From the entries that follow, list every line in which the string "Total" appears.

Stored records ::
+++

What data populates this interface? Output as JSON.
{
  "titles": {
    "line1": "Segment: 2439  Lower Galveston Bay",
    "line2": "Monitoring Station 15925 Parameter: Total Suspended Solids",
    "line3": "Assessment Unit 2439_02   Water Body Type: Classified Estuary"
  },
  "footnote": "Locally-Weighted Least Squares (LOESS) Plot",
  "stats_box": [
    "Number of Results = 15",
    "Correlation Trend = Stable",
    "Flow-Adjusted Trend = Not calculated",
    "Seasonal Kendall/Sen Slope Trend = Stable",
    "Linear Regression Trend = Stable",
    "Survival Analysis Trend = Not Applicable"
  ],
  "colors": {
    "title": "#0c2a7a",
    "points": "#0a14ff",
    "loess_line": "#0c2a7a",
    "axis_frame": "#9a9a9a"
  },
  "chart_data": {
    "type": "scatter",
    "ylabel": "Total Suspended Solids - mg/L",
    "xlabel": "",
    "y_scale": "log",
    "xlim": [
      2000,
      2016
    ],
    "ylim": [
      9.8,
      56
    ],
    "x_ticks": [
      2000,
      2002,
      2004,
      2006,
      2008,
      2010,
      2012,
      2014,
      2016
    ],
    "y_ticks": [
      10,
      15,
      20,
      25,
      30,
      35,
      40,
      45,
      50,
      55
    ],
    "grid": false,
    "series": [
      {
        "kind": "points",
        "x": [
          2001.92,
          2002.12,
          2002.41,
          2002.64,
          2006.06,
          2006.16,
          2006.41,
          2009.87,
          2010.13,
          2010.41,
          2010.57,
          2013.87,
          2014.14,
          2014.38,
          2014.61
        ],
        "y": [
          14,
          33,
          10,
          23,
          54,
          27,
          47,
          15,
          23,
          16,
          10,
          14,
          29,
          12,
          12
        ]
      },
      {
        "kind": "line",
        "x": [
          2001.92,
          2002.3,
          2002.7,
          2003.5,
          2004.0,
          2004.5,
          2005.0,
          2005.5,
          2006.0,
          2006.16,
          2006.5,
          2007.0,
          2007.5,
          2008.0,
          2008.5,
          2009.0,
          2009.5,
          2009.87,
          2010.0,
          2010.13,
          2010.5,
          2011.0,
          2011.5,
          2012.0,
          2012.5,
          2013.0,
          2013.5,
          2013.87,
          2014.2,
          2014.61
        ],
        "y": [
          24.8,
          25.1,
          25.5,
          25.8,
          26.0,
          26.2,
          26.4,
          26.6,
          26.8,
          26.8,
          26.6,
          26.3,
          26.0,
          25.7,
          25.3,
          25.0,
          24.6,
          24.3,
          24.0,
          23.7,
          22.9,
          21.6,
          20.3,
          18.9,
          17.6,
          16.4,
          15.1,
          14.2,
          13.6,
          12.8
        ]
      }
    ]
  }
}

+++

The response ::
    "line2": "Monitoring Station 15925 Parameter: Total Suspended Solids",
    "ylabel": "Total Suspended Solids - mg/L",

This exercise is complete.